* Written instruction
Print the records below exactly as they appear.

* Dataset items
--------------------
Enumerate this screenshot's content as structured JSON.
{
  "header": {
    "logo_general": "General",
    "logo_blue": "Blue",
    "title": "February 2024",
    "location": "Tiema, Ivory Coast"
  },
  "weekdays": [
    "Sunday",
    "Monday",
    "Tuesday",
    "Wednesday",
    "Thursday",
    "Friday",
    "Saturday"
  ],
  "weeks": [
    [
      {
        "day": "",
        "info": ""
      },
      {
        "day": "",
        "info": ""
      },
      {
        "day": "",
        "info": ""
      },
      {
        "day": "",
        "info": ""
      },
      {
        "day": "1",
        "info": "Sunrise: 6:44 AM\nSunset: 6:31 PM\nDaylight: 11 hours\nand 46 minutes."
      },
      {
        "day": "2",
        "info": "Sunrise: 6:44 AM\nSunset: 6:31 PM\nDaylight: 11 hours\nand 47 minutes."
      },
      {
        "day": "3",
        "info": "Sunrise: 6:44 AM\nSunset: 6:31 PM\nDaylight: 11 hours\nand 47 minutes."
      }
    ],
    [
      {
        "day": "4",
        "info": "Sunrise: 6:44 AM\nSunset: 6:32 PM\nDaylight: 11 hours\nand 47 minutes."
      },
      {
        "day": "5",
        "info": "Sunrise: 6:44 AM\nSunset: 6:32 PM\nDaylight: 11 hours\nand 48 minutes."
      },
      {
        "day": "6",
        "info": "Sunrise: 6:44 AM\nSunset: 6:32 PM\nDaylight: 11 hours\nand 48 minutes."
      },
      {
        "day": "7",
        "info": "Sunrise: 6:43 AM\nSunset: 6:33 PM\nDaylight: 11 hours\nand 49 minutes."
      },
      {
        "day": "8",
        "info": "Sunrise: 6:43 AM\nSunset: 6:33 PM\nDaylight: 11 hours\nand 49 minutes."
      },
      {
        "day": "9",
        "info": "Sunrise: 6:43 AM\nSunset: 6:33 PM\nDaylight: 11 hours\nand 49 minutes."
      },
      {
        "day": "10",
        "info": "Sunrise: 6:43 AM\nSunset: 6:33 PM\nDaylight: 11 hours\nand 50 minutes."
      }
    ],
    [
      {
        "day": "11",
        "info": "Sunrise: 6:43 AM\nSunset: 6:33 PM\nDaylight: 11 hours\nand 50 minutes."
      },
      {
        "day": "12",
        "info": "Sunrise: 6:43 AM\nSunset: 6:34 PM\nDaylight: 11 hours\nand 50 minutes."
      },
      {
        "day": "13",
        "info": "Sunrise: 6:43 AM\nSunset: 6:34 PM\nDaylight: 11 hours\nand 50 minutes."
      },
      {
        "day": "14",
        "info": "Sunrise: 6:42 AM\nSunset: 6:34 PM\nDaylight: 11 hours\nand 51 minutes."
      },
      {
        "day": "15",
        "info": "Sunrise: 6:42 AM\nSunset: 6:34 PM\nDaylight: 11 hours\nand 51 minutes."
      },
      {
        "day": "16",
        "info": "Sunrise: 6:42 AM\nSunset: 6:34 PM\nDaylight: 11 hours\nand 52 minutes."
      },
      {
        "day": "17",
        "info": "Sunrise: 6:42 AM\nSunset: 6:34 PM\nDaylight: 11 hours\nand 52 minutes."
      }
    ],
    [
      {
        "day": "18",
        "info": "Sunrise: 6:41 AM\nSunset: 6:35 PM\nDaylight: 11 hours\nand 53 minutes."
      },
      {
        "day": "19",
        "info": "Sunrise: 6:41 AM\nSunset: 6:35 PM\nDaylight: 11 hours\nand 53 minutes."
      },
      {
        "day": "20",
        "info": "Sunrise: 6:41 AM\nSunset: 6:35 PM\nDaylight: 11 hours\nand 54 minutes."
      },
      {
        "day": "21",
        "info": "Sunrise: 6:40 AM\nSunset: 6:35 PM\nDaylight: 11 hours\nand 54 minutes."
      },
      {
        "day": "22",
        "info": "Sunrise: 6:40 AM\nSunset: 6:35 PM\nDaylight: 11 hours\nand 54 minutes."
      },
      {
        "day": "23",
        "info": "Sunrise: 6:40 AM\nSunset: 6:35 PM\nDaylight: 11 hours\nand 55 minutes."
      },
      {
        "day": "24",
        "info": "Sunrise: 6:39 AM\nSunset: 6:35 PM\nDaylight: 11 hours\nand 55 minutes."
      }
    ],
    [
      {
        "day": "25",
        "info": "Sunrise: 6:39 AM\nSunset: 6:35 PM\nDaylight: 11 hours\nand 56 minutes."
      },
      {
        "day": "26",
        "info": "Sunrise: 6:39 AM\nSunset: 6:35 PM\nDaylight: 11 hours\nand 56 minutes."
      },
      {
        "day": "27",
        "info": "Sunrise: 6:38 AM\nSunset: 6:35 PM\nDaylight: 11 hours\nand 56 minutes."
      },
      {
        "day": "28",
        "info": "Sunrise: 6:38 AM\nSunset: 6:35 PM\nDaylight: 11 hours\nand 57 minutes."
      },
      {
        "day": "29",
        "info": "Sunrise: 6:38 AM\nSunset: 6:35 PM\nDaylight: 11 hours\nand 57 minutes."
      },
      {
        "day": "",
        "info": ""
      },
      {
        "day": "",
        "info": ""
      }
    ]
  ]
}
--------------------
* Solution
Enumerate this screenshot's content as structured JSON.
{
  "header": {
    "logo_general": "General",
    "logo_blue": "Blue",
    "title": "February 2024",
    "location": "Tiema, Ivory Coast"
  },
  "weekdays": [
    "Sunday",
    "Monday",
    "Tuesday",
    "Wednesday",
    "Thursday",
    "Friday",
    "Saturday"
  ],
  "weeks": [
    [
      {
        "day": "",
        "info": ""
      },
      {
        "day": "",
        "info": ""
      },
      {
        "day": "",
        "info": ""
      },
      {
        "day": "",
        "info": ""
      },
      {
        "day": "1",
        "info": "Sunrise: 6:44 AM\nSunset: 6:31 PM\nDaylight: 11 hours\nand 46 minutes."
      },
      {
        "day": "2",
        "info": "Sunrise: 6:44 AM\nSunset: 6:31 PM\nDaylight: 11 hours\nand 47 minutes."
      },
      {
        "day": "3",
        "info": "Sunrise: 6:44 AM\nSunset: 6:31 PM\nDaylight: 11 hours\nand 47 minutes."
      }
    ],
    [
      {
        "day": "4",
        "info": "Sunrise: 6:44 AM\nSunset: 6:32 PM\nDaylight: 11 hours\nand 47 minutes."
      },
      {
        "day": "5",
        "info": "Sunrise: 6:44 AM\nSunset: 6:32 PM\nDaylight: 11 hours\nand 48 minutes."
      },
      {
        "day": "6",
        "info": "Sunrise: 6:44 AM\nSunset: 6:32 PM\nDaylight: 11 hours\nand 48 minutes."
      },
      {
        "day": "7",
        "info": "Sunrise: 6:43 AM\nSunset: 6:33 PM\nDaylight: 11 hours\nand 49 minutes."
      },
      {
        "day": "8",
        "info": "Sunrise: 6:43 AM\nSunset: 6:33 PM\nDaylight: 11 hours\nand 49 minutes."
      },
      {
        "day": "9",
        "info": "Sunrise: 6:43 AM\nSunset: 6:33 PM\nDaylight: 11 hours\nand 49 minutes."
      },
      {
        "day": "10",
        "info": "Sunrise: 6:43 AM\nSunset: 6:33 PM\nDaylight: 11 hours\nand 50 minutes."
      }
    ],
    [
      {
        "day": "11",
        "info": "Sunrise: 6:43 AM\nSunset: 6:33 PM\nDaylight: 11 hours\nand 50 minutes."
      },
      {
        "day": "12",
        "info": "Sunrise: 6:43 AM\nSunset: 6:34 PM\nDaylight: 11 hours\nand 50 minutes."
      },
      {
        "day": "13",
        "info": "Sunrise: 6:43 AM\nSunset: 6:34 PM\nDaylight: 11 hours\nand 50 minutes."
      },
      {
        "day": "14",
        "info": "Sunrise: 6:42 AM\nSunset: 6:34 PM\nDaylight: 11 hours\nand 51 minutes."
      },
      {
        "day": "15",
        "info": "Sunrise: 6:42 AM\nSunset: 6:34 PM\nDaylight: 11 hours\nand 51 minutes."
      },
      {
        "day": "16",
        "info": "Sunrise: 6:42 AM\nSunset: 6:34 PM\nDaylight: 11 hours\nand 52 minutes."
      },
      {
        "day": "17",
        "info": "Sunrise: 6:42 AM\nSunset: 6:34 PM\nDaylight: 11 hours\nand 52 minutes."
      }
    ],
    [
      {
        "day": "18",
        "info": "Sunrise: 6:41 AM\nSunset: 6:35 PM\nDaylight: 11 hours\nand 53 minutes."
      },
      {
        "day": "19",
        "info": "Sunrise: 6:41 AM\nSunset: 6:35 PM\nDaylight: 11 hours\nand 53 minutes."
      },
      {
        "day": "20",
        "info": "Sunrise: 6:41 AM\nSunset: 6:35 PM\nDaylight: 11 hours\nand 54 minutes."
      },
      {
        "day": "21",
        "info": "Sunrise: 6:40 AM\nSunset: 6:35 PM\nDaylight: 11 hours\nand 54 minutes."
      },
      {
        "day": "22",
        "info": "Sunrise: 6:40 AM\nSunset: 6:35 PM\nDaylight: 11 hours\nand 54 minutes."
      },
      {
        "day": "23",
        "info": "Sunrise: 6:40 AM\nSunset: 6:35 PM\nDaylight: 11 hours\nand 55 minutes."
      },
      {
        "day": "24",
        "info": "Sunrise: 6:39 AM\nSunset: 6:35 PM\nDaylight: 11 hours\nand 55 minutes."
      }
    ],
    [
      {
        "day": "25",
        "info": "Sunrise: 6:39 AM\nSunset: 6:35 PM\nDaylight: 11 hours\nand 56 minutes."
      },
      {
        "day": "26",
        "info": "Sunrise: 6:39 AM\nSunset: 6:35 PM\nDaylight: 11 hours\nand 56 minutes."
      },
      {
        "day": "27",
        "info": "Sunrise: 6:38 AM\nSunset: 6:35 PM\nDaylight: 11 hours\nand 56 minutes."
      },
      {
        "day": "28",
        "info": "Sunrise: 6:38 AM\nSunset: 6:35 PM\nDaylight: 11 hours\nand 57 minutes."
      },
      {
        "day": "29",
        "info": "Sunrise: 6:38 AM\nSunset: 6:35 PM\nDaylight: 11 hours\nand 57 minutes."
      },
      {
        "day": "",
        "info": ""
      },
      {
        "day": "",
        "info": ""
      }
    ]
  ]
}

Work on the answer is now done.